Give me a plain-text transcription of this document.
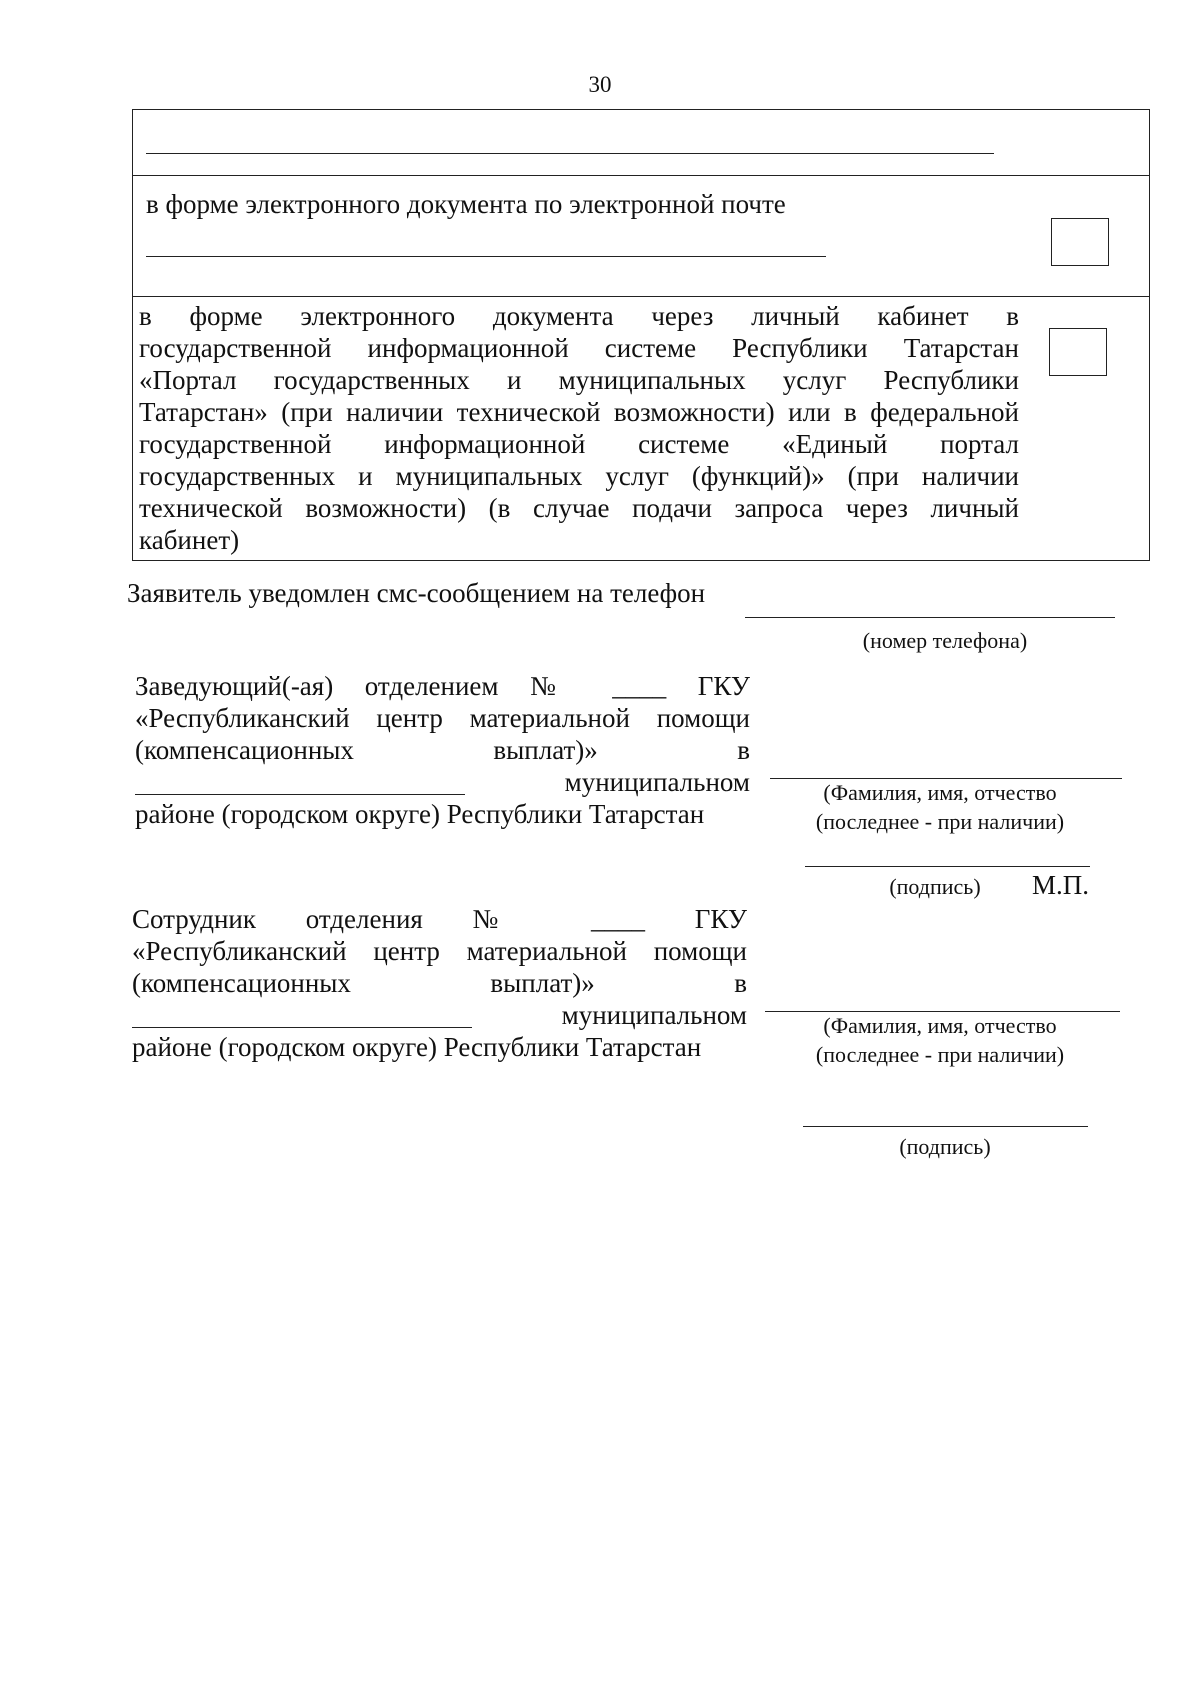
30
в форме электронного документа по электронной почте
в форме электронного документа через личный кабинет в
государственной информационной системе Республики Татарстан
«Портал государственных и муниципальных услуг Республики
Татарстан» (при наличии технической возможности) или в федеральной
государственной информационной системе «Единый портал
государственных и муниципальных услуг (функций)» (при наличии
технической возможности) (в случае подачи запроса через личный
кабинет)
Заявитель уведомлен смс-сообщением на телефон
(номер телефона)
Заведующий(-ая) отделением № ____ ГКУ
«Республиканский центр материальной помощи
(компенсационных выплат)» в
муниципальном
районе (городском округе) Республики Татарстан
(Фамилия, имя, отчество
(последнее - при наличии)
(подпись)	М.П.
Сотрудник отделения № ____ ГКУ
«Республиканский центр материальной помощи
(компенсационных выплат)» в
муниципальном
районе (городском округе) Республики Татарстан
(Фамилия, имя, отчество
(последнее - при наличии)
(подпись)
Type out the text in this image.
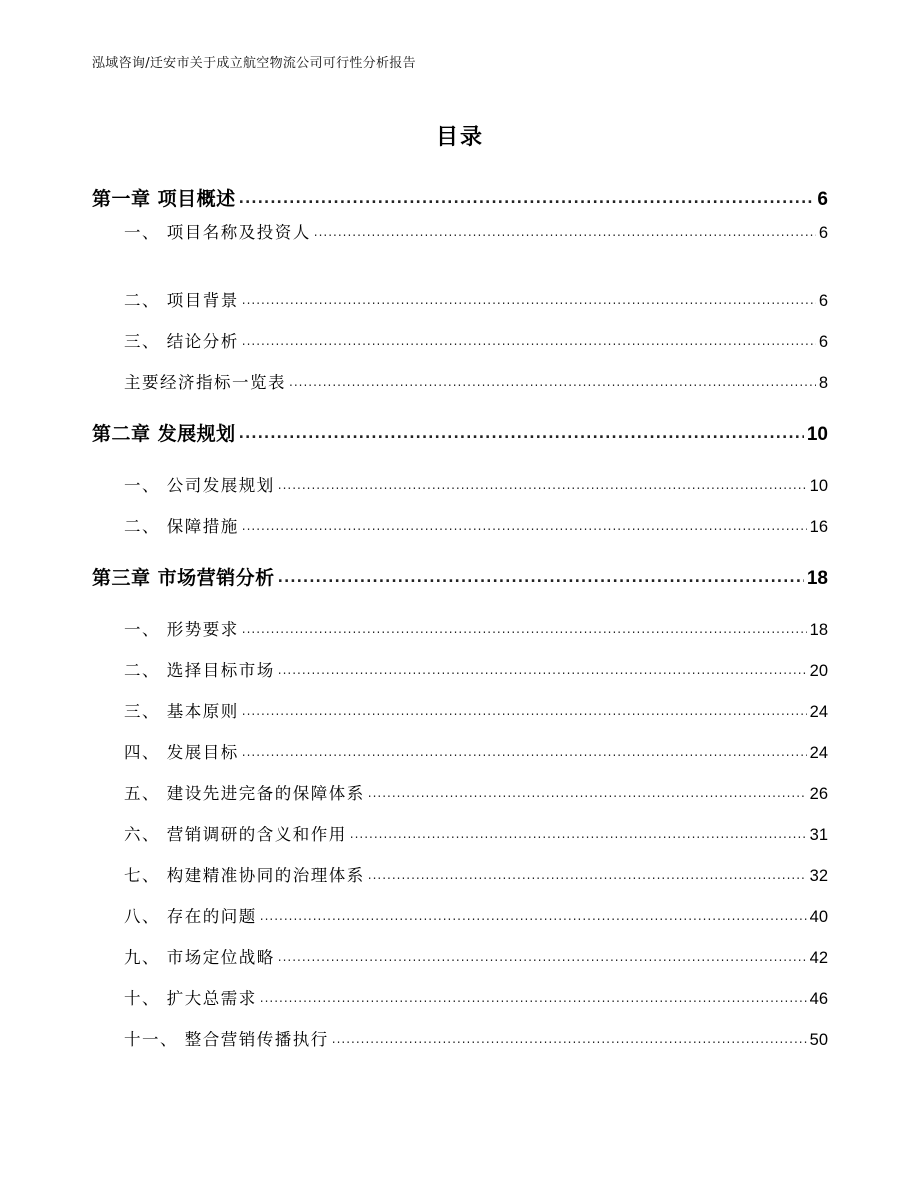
泓域咨询/迁安市关于成立航空物流公司可行性分析报告
目录
第一章 项目概述 .....	6
一、 项目名称及投资人 .....	6
二、 项目背景 .....	6
三、 结论分析 .....	6
主要经济指标一览表 .....	8
第二章 发展规划 .....	10
一、 公司发展规划 .....	10
二、 保障措施 .....	16
第三章 市场营销分析 .....	18
一、 形势要求 .....	18
二、 选择目标市场 .....	20
三、 基本原则 .....	24
四、 发展目标 .....	24
五、 建设先进完备的保障体系 .....	26
六、 营销调研的含义和作用 .....	31
七、 构建精准协同的治理体系 .....	32
八、 存在的问题 .....	40
九、 市场定位战略 .....	42
十、 扩大总需求 .....	46
十一、 整合营销传播执行 .....	50
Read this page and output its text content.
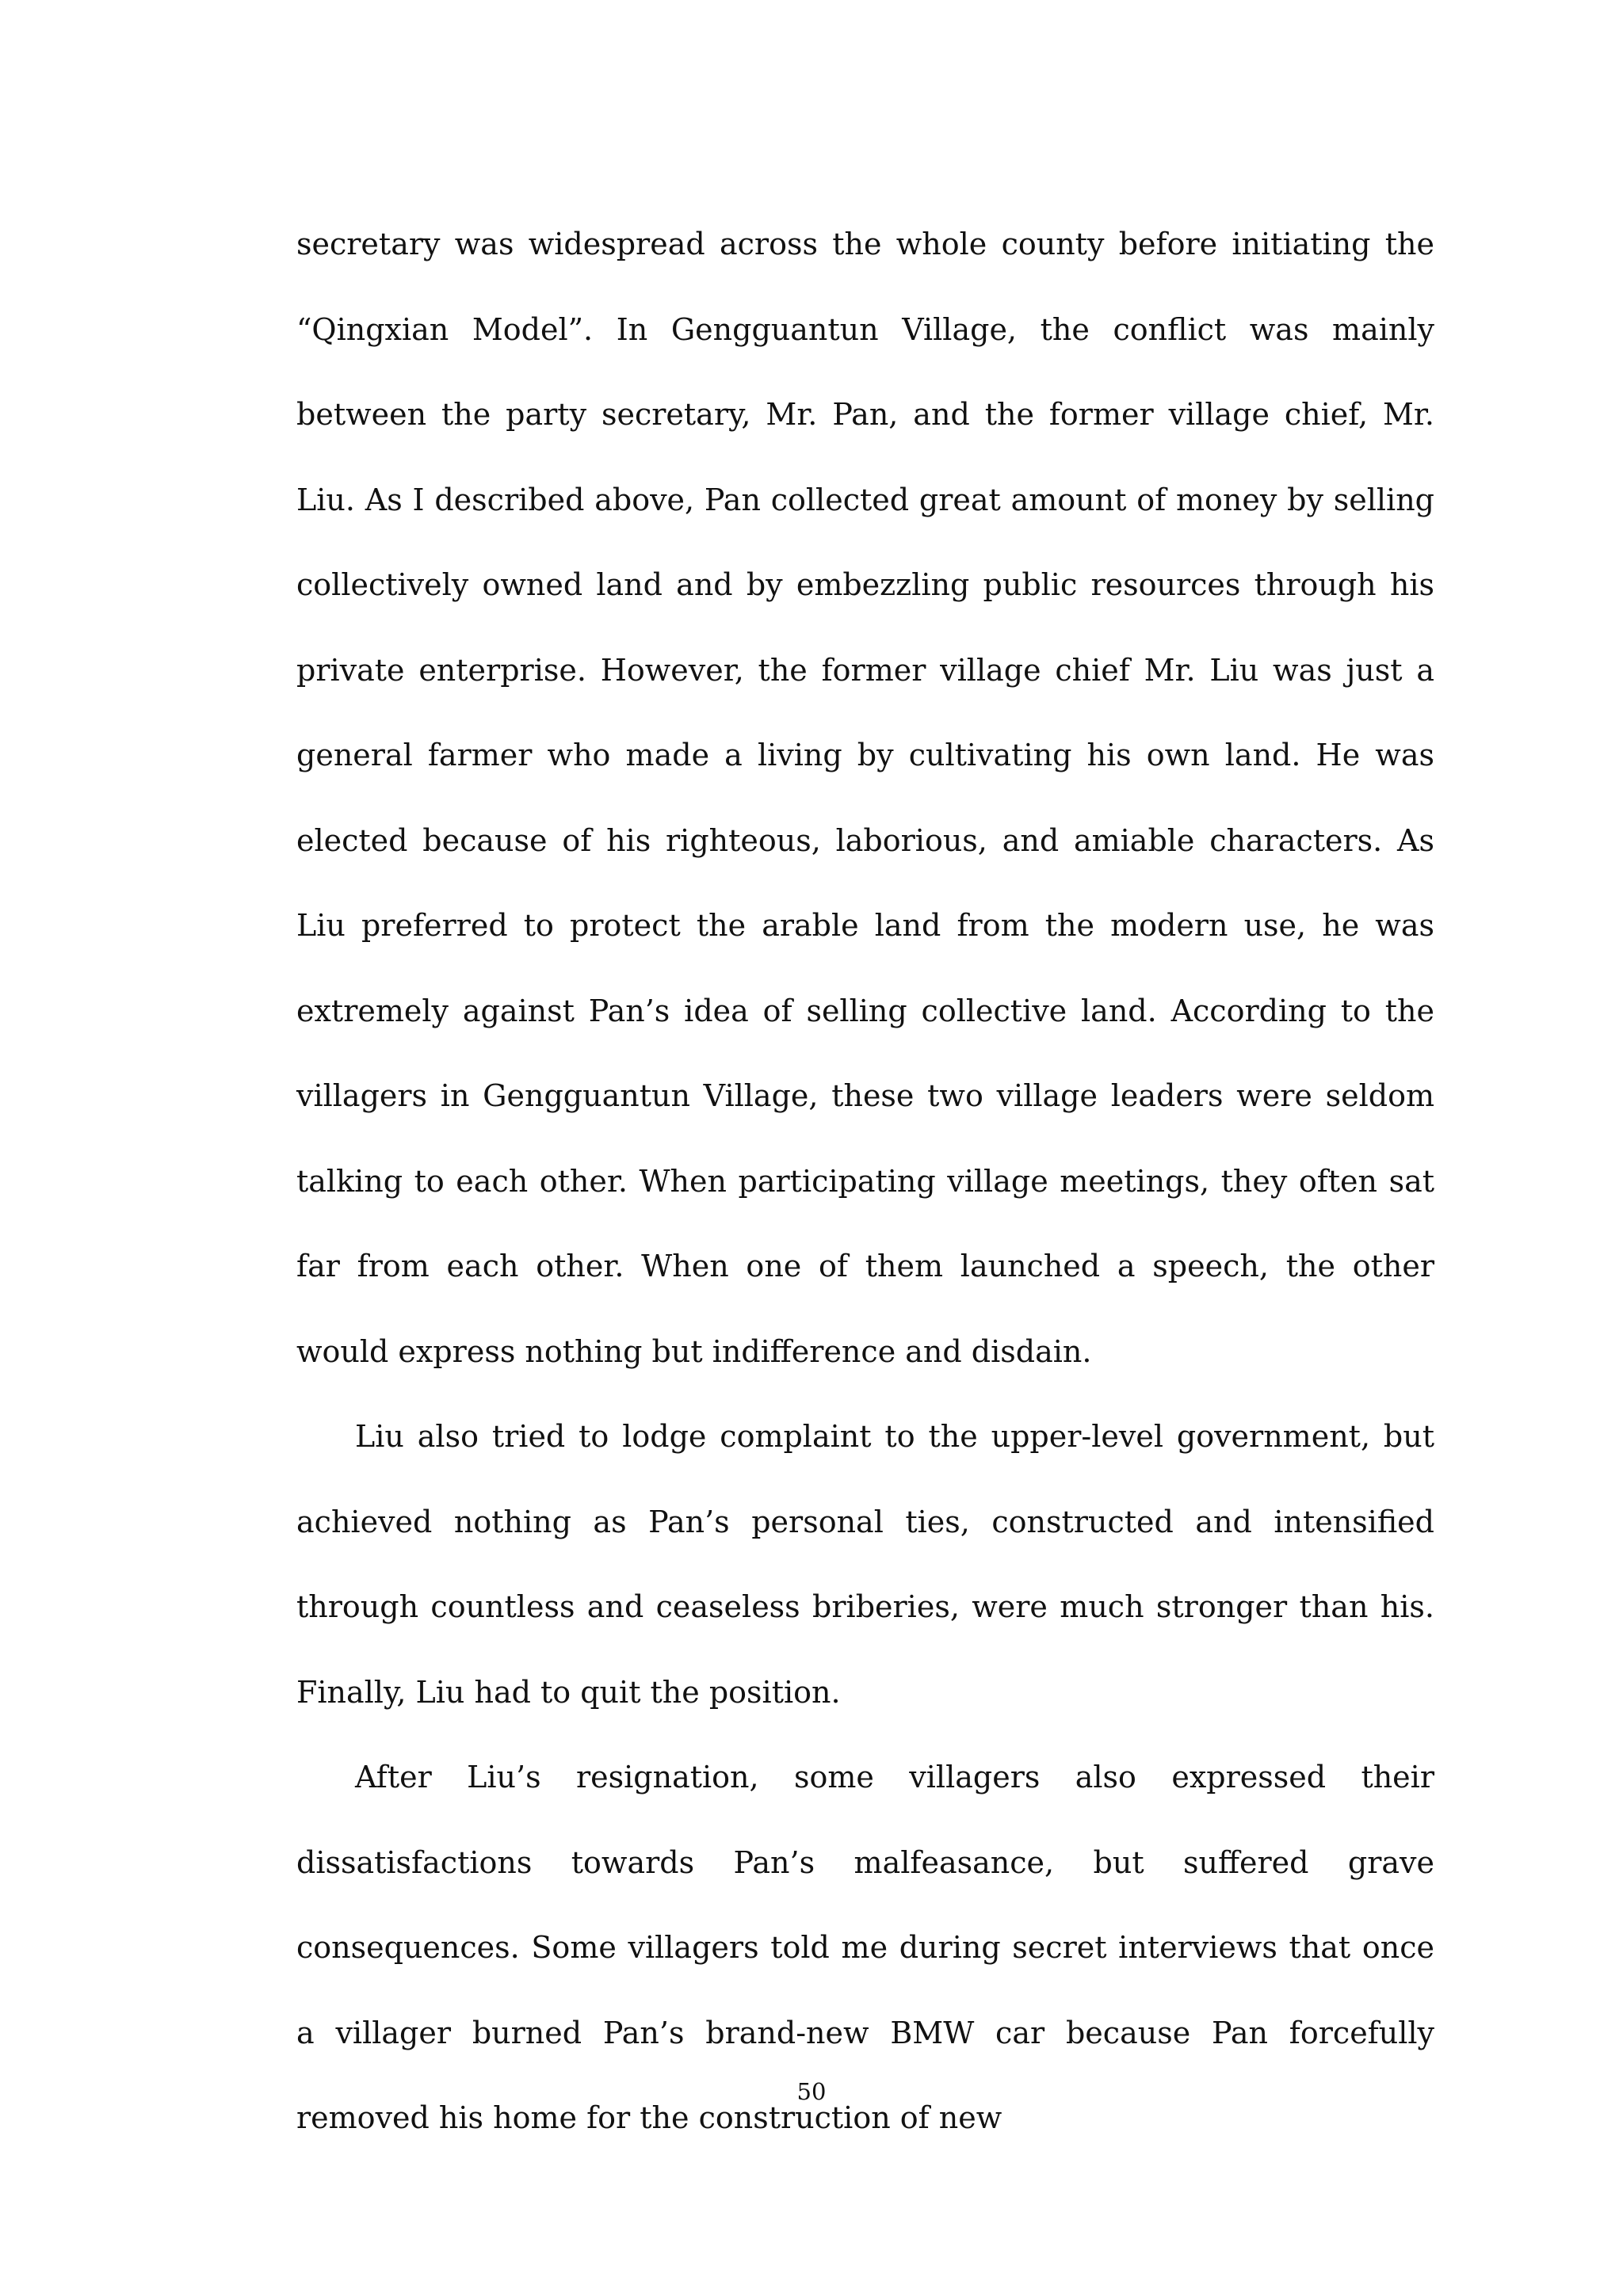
secretary was widespread across the whole county before initiating the “Qingxian Model”. In Gengguantun Village, the conflict was mainly between the party secretary, Mr. Pan, and the former village chief, Mr. Liu. As I described above, Pan collected great amount of money by selling collectively owned land and by embezzling public resources through his private enterprise. However, the former village chief Mr. Liu was just a general farmer who made a living by cultivating his own land. He was elected because of his righteous, laborious, and amiable characters. As Liu preferred to protect the arable land from the modern use, he was extremely against Pan’s idea of selling collective land. According to the villagers in Gengguantun Village, these two village leaders were seldom talking to each other. When participating village meetings, they often sat far from each other. When one of them launched a speech, the other would express nothing but indifference and disdain.

Liu also tried to lodge complaint to the upper-level government, but achieved nothing as Pan’s personal ties, constructed and intensified through countless and ceaseless briberies, were much stronger than his. Finally, Liu had to quit the position.

After Liu’s resignation, some villagers also expressed their dissatisfactions towards Pan’s malfeasance, but suffered grave consequences. Some villagers told me during secret interviews that once a villager burned Pan’s brand-new BMW car because Pan forcefully removed his home for the construction of new

50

● **EXERCISE INSTRUCTIONS**: Your copy should repeat each entry above exactly but contain no pictures.

● **TASK RESULT**:
Give me a plain-text transcription of this document.
30
в форме электронного документа по электронной почте
в форме электронного документа через личный кабинет в
государственной информационной системе Республики Татарстан
«Портал государственных и муниципальных услуг Республики
Татарстан» (при наличии технической возможности) или в федеральной
государственной информационной системе «Единый портал
государственных и муниципальных услуг (функций)» (при наличии
технической возможности) (в случае подачи запроса через личный
кабинет)
Заявитель уведомлен смс-сообщением на телефон
(номер телефона)
Заведующий(-ая) отделением № ____ ГКУ
«Республиканский центр материальной помощи
(компенсационных выплат)» в
муниципальном
районе (городском округе) Республики Татарстан
(Фамилия, имя, отчество
(последнее - при наличии)
(подпись)	М.П.
Сотрудник отделения № ____ ГКУ
«Республиканский центр материальной помощи
(компенсационных выплат)» в
муниципальном
районе (городском округе) Республики Татарстан
(Фамилия, имя, отчество
(последнее - при наличии)
(подпись)
Type out the text in this image.
泓域咨询/迁安市关于成立航空物流公司可行性分析报告
目录
第一章 项目概述 .....	6
一、 项目名称及投资人 .....	6
二、 项目背景 .....	6
三、 结论分析 .....	6
主要经济指标一览表 .....	8
第二章 发展规划 .....	10
一、 公司发展规划 .....	10
二、 保障措施 .....	16
第三章 市场营销分析 .....	18
一、 形势要求 .....	18
二、 选择目标市场 .....	20
三、 基本原则 .....	24
四、 发展目标 .....	24
五、 建设先进完备的保障体系 .....	26
六、 营销调研的含义和作用 .....	31
七、 构建精准协同的治理体系 .....	32
八、 存在的问题 .....	40
九、 市场定位战略 .....	42
十、 扩大总需求 .....	46
十一、 整合营销传播执行 .....	50
Read this page and output its text content.
secretary was widespread across the whole county before initiating the “Qingxian Model”. In Gengguantun Village, the conflict was mainly between the party secretary, Mr. Pan, and the former village chief, Mr. Liu. As I described above, Pan collected great amount of money by selling collectively owned land and by embezzling public resources through his private enterprise. However, the former village chief Mr. Liu was just a general farmer who made a living by cultivating his own land. He was elected because of his righteous, laborious, and amiable characters. As Liu preferred to protect the arable land from the modern use, he was extremely against Pan’s idea of selling collective land. According to the villagers in Gengguantun Village, these two village leaders were seldom talking to each other. When participating village meetings, they often sat far from each other. When one of them launched a speech, the other would express nothing but indifference and disdain.

Liu also tried to lodge complaint to the upper-level government, but achieved nothing as Pan’s personal ties, constructed and intensified through countless and ceaseless briberies, were much stronger than his. Finally, Liu had to quit the position.

After Liu’s resignation, some villagers also expressed their dissatisfactions towards Pan’s malfeasance, but suffered grave consequences. Some villagers told me during secret interviews that once a villager burned Pan’s brand-new BMW car because Pan forcefully removed his home for the construction of new

50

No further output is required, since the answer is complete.